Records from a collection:
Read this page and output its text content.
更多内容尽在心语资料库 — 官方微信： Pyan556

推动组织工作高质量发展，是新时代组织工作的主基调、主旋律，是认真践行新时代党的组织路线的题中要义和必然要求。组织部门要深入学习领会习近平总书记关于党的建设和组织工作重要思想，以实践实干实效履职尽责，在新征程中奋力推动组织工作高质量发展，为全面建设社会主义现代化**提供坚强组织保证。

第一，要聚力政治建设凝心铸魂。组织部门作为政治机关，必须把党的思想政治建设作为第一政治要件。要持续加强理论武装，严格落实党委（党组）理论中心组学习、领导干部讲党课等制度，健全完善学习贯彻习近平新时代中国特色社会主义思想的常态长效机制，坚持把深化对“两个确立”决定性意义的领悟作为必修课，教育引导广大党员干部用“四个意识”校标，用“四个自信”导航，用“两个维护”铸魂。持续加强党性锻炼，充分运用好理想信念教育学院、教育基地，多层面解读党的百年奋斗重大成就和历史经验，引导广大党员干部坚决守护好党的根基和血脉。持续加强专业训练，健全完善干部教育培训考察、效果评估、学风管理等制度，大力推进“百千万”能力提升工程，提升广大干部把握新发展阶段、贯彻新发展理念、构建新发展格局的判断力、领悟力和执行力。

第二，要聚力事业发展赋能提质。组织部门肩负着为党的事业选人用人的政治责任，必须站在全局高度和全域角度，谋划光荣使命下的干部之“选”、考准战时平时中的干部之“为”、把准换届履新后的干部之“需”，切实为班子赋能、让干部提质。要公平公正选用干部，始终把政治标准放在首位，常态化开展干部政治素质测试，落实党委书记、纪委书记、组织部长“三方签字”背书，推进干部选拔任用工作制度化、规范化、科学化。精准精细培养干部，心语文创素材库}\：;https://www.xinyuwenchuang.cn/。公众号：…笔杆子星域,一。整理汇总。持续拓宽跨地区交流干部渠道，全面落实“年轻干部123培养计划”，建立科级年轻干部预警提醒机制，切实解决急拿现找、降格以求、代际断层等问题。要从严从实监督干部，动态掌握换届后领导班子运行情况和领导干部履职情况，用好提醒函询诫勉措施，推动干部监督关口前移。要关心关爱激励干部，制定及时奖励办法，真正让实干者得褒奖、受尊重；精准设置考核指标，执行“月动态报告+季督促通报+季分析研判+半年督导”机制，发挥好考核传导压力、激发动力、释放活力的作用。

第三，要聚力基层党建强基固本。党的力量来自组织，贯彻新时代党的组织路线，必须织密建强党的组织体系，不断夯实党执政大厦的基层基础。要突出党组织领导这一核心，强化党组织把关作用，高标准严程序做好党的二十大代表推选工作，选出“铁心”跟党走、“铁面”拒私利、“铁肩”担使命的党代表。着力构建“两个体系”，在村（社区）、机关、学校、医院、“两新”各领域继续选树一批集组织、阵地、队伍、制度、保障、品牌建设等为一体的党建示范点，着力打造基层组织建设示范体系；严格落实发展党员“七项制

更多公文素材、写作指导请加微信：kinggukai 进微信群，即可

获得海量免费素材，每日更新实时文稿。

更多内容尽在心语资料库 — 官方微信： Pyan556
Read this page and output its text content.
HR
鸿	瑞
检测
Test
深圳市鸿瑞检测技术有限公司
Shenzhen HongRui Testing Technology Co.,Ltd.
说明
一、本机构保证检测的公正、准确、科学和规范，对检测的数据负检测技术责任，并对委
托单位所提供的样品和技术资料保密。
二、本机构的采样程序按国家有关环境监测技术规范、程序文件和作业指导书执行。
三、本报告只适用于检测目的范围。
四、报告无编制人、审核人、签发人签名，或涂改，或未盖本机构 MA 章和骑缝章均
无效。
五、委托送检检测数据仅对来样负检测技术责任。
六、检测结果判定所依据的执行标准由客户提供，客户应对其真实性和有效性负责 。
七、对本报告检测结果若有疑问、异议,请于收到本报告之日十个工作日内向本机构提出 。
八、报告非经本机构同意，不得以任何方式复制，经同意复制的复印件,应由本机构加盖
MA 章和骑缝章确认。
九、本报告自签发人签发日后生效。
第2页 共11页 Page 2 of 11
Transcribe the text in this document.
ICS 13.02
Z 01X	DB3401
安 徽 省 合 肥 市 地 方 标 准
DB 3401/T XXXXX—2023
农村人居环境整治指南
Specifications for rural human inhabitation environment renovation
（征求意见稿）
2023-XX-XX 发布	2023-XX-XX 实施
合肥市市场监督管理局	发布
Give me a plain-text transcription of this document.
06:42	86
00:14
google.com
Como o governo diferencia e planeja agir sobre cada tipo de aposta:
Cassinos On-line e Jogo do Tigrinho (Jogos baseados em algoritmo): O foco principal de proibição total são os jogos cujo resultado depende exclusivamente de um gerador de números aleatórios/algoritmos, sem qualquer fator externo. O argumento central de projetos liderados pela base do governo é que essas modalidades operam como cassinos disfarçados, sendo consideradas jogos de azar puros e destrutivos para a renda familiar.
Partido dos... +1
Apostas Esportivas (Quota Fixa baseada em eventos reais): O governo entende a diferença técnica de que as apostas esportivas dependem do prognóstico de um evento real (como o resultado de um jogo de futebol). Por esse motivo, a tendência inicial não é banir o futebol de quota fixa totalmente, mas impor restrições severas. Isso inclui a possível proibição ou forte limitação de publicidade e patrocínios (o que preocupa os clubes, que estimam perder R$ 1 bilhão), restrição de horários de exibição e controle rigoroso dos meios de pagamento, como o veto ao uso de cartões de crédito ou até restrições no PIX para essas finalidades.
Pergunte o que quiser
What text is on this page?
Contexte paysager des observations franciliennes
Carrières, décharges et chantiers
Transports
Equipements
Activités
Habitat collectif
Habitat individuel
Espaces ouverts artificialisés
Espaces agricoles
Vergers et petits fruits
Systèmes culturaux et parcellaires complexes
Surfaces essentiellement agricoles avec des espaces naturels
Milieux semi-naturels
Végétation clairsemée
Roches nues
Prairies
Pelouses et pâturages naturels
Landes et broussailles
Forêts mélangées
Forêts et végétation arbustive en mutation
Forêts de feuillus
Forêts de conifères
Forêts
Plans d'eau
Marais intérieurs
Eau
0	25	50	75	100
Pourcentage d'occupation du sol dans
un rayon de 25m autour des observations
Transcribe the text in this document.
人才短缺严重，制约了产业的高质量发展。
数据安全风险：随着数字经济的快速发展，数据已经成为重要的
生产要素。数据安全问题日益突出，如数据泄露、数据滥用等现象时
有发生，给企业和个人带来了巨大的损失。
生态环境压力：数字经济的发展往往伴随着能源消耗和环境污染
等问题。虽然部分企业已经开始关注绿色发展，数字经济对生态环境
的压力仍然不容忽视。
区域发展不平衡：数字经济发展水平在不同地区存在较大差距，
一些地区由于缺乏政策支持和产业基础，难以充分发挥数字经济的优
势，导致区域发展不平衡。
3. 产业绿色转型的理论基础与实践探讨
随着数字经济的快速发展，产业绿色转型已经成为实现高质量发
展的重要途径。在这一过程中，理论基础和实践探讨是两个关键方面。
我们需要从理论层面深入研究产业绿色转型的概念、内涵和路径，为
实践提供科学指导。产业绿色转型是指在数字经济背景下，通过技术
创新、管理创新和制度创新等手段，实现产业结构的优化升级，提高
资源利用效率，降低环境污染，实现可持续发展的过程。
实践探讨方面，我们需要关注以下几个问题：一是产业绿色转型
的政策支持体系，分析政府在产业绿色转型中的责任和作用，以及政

INSTRUCTIONS FOR THE TASK: Copy each line of the listing in which the word "naturels" can be found.

TASK ANSWER:
Surfaces essentiellement agricoles avec des espaces naturels
Milieux semi-naturels
Pelouses et pâturages naturels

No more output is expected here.